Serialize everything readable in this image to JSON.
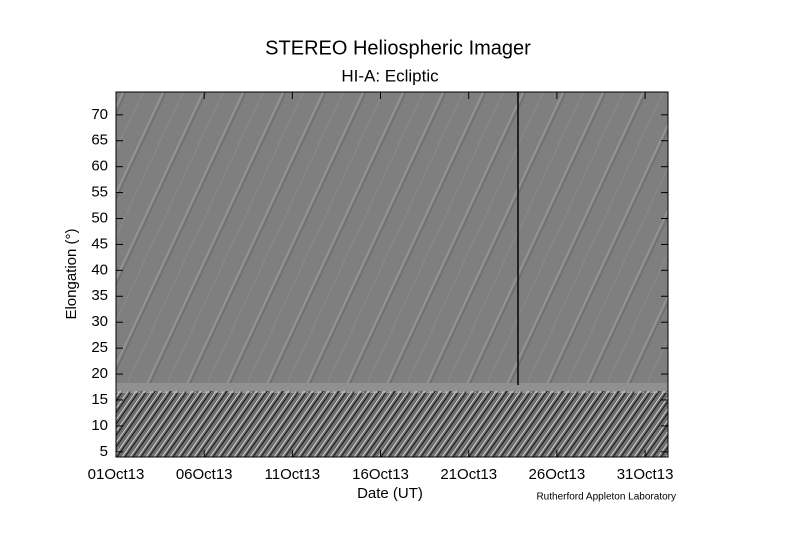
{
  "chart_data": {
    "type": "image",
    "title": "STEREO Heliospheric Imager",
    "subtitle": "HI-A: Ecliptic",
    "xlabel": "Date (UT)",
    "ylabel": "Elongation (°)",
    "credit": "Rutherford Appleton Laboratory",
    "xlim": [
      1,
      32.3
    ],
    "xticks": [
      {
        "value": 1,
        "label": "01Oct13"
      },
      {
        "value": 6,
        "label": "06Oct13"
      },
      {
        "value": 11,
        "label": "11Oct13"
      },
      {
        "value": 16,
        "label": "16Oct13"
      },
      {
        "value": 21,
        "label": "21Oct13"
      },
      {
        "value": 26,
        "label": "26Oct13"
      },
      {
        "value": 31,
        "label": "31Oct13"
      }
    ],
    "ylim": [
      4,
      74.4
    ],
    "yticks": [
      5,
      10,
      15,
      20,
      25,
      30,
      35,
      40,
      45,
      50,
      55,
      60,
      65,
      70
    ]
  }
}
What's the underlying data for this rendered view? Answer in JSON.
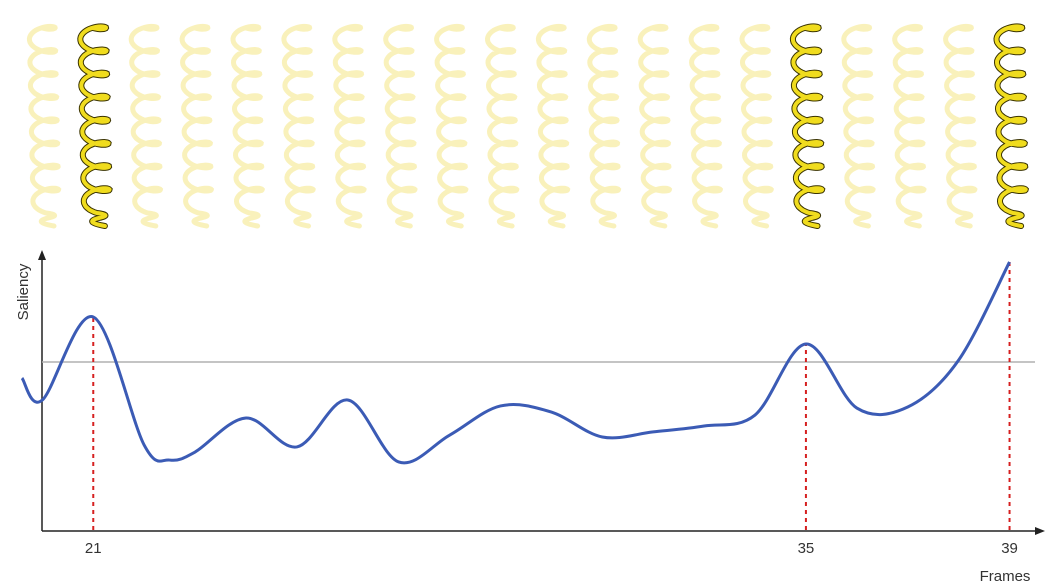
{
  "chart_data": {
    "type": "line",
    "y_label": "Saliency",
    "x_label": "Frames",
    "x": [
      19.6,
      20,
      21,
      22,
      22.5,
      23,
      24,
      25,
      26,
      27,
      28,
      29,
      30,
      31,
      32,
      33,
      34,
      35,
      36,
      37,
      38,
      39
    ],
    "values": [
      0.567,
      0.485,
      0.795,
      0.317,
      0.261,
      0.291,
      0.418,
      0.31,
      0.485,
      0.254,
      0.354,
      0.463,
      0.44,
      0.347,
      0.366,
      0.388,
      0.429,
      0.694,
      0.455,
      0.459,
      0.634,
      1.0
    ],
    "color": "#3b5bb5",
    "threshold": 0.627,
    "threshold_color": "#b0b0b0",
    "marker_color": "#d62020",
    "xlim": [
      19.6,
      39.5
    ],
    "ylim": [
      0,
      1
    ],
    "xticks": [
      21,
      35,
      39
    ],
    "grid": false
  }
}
┄┄┄┄┄┄┄┄┄┄
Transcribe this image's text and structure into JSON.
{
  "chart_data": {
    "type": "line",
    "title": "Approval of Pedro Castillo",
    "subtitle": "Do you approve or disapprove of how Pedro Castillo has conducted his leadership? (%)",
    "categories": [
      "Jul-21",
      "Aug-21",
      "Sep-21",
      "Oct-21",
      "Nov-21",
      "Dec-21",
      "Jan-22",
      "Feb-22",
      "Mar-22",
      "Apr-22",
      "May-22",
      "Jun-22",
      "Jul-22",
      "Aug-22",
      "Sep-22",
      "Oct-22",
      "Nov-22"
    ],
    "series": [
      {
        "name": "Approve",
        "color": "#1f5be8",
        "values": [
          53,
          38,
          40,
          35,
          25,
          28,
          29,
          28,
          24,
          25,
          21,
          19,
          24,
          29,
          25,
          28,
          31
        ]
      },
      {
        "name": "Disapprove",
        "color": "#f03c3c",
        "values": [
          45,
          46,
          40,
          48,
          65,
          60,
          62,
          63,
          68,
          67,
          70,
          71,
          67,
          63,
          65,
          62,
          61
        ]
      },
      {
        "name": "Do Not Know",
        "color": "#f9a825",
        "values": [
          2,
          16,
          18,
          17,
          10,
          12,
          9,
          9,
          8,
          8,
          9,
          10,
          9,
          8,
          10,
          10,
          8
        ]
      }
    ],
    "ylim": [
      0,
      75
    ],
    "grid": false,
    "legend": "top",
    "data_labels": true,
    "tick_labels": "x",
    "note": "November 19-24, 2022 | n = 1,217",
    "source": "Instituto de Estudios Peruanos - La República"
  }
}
┄┄┄┄┄┄┄┄┄┄
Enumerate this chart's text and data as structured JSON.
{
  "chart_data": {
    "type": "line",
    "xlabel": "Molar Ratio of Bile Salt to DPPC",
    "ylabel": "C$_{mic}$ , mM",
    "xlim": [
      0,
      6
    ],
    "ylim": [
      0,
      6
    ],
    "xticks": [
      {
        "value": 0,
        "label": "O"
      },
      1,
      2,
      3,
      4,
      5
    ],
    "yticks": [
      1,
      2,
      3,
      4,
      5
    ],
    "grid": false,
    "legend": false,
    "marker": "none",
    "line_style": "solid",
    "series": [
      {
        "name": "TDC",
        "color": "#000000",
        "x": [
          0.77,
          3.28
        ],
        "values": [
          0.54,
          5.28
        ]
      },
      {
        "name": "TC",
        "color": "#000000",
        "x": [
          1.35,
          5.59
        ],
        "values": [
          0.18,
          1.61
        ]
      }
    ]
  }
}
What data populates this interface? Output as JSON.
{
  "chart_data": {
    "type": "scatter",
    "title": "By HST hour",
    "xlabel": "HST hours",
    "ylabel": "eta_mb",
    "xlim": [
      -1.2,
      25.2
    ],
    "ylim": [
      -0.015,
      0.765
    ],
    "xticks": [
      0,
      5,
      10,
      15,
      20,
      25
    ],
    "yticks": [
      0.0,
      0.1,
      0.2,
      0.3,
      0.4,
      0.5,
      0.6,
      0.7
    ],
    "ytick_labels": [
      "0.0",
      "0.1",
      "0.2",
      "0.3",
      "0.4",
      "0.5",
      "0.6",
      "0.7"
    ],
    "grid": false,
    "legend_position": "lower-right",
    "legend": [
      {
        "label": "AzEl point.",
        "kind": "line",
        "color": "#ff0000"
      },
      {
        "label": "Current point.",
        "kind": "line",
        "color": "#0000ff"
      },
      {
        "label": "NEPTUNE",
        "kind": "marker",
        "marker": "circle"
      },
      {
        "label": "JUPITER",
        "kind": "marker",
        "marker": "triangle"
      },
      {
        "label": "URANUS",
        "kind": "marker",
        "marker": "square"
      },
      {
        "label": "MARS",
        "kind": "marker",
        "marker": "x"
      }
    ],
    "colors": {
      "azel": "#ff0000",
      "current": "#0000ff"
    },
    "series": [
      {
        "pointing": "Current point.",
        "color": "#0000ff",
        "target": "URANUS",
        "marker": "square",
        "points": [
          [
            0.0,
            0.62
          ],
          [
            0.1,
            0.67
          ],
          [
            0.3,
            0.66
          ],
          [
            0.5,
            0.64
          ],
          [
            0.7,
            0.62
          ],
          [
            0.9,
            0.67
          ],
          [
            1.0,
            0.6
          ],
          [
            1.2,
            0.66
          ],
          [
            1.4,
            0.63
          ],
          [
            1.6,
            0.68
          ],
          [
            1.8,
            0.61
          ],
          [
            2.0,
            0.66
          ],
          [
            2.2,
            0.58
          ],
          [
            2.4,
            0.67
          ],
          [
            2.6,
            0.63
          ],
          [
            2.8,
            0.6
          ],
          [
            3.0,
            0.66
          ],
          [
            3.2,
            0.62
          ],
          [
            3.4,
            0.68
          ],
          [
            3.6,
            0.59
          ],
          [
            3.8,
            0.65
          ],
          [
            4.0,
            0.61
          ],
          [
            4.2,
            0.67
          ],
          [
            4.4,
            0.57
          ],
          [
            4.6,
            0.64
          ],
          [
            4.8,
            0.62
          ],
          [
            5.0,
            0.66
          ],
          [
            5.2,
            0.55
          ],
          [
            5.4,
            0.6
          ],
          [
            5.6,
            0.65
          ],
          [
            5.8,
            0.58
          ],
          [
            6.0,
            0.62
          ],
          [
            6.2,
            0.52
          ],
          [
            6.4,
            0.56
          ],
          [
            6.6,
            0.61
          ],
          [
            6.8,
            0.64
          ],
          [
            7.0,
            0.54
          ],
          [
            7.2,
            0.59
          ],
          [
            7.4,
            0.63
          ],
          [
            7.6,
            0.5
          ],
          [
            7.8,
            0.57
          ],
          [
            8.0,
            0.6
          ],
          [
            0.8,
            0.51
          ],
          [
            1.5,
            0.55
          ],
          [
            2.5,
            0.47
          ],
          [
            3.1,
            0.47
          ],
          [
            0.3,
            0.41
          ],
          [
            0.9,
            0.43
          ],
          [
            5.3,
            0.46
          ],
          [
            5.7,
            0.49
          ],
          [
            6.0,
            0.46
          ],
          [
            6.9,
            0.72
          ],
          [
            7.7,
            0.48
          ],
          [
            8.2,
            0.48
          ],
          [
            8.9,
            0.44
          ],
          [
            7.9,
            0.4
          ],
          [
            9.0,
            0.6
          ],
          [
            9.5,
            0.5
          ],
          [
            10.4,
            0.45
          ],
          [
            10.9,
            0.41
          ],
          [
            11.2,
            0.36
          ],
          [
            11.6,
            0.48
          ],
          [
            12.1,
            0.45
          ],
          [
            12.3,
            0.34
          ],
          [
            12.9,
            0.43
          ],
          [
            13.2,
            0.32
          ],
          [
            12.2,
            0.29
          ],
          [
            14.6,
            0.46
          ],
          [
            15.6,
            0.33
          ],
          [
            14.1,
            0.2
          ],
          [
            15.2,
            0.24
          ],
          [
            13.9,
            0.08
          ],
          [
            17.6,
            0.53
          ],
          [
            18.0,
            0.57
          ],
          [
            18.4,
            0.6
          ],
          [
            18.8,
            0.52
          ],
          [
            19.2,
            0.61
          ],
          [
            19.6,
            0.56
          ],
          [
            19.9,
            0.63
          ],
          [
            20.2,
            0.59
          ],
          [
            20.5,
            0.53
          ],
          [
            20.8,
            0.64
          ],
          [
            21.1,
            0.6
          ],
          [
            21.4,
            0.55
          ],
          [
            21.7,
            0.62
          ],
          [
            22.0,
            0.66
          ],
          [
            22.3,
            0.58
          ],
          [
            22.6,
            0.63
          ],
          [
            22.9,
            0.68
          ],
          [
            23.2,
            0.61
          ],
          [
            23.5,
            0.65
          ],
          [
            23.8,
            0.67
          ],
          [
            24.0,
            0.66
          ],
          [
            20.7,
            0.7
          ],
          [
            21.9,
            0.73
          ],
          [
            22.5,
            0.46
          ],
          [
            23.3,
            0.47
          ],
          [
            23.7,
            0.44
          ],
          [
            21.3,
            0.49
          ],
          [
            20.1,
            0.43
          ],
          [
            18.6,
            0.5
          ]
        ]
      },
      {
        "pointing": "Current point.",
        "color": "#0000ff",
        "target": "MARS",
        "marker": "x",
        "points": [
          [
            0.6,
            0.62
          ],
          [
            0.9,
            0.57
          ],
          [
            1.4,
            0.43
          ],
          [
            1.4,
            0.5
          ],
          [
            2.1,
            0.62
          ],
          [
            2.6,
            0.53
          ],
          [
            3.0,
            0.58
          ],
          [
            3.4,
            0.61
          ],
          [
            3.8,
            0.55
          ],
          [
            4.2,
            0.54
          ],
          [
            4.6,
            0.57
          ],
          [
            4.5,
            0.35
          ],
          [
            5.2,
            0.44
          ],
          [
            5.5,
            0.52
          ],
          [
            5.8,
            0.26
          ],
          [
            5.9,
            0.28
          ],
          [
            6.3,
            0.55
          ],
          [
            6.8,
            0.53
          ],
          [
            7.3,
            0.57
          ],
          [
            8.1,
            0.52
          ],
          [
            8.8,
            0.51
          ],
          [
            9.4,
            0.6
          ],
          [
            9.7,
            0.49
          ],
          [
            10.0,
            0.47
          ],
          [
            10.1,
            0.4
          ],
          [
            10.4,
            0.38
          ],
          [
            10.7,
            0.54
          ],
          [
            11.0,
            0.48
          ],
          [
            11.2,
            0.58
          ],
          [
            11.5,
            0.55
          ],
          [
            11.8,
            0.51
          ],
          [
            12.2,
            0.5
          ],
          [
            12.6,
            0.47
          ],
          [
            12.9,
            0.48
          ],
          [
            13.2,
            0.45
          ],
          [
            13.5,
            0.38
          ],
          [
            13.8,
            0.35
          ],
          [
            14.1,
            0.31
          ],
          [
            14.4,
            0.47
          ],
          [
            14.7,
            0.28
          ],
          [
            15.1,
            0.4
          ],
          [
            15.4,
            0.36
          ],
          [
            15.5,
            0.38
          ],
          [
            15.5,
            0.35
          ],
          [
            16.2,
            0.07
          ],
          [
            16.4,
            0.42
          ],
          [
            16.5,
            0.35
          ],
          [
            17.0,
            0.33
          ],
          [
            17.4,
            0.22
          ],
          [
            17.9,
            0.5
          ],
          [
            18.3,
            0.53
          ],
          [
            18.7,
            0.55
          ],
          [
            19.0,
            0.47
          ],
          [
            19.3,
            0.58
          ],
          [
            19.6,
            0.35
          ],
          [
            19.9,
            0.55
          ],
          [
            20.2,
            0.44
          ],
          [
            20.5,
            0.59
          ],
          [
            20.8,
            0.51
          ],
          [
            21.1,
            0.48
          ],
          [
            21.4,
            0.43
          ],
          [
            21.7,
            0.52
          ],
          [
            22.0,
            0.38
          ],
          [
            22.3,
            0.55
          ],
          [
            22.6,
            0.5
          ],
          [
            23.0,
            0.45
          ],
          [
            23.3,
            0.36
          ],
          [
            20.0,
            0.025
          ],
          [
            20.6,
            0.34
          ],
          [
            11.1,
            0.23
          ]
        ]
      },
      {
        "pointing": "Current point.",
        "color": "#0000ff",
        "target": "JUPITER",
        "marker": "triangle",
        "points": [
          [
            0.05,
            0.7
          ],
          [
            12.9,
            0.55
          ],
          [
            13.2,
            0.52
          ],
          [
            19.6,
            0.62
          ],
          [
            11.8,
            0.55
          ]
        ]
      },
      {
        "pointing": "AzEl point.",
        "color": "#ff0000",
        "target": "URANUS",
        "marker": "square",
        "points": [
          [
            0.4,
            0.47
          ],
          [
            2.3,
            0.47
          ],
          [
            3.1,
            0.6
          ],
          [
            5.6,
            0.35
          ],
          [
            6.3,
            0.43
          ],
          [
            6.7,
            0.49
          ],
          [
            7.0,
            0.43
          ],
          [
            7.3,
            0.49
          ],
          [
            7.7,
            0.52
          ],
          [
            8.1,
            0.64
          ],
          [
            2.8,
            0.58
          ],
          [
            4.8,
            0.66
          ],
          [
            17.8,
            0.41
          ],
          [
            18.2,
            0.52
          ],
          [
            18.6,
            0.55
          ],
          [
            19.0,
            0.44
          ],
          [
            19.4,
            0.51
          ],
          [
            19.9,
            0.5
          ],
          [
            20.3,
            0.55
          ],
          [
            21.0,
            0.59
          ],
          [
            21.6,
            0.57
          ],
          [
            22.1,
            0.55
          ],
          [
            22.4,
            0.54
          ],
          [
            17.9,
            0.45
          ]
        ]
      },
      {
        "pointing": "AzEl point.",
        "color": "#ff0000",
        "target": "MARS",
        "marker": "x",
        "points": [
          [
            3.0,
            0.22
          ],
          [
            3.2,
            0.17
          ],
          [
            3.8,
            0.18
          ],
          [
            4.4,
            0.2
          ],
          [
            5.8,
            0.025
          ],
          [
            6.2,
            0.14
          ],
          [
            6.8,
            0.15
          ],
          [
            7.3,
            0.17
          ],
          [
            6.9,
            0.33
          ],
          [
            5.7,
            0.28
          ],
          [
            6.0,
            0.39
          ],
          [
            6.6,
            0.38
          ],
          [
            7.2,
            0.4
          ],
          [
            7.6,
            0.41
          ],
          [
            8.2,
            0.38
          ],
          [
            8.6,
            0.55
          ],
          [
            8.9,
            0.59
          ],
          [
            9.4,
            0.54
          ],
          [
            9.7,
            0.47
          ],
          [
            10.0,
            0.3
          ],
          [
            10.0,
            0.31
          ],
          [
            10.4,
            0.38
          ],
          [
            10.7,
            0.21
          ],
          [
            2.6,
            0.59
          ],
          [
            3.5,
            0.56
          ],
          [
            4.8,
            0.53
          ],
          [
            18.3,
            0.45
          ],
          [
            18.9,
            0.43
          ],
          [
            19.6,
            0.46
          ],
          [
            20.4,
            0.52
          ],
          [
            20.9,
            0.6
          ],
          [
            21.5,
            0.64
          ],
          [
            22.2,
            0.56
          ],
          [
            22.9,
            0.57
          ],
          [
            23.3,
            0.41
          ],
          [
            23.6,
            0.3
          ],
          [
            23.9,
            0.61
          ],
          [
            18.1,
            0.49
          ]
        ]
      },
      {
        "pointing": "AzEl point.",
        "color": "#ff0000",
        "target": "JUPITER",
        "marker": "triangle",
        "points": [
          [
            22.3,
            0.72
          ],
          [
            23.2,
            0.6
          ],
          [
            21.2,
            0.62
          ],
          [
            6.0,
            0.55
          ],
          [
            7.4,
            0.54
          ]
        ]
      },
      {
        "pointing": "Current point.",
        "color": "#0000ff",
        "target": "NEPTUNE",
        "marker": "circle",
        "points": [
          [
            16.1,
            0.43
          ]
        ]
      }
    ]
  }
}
┄┄┄┄┄┄┄┄┄┄
▶ **AIM**
Work out how many lines of the listing above include the word "this". Reply with nothing but the count.

▶ **REPLY TO THE EXERCISE**
5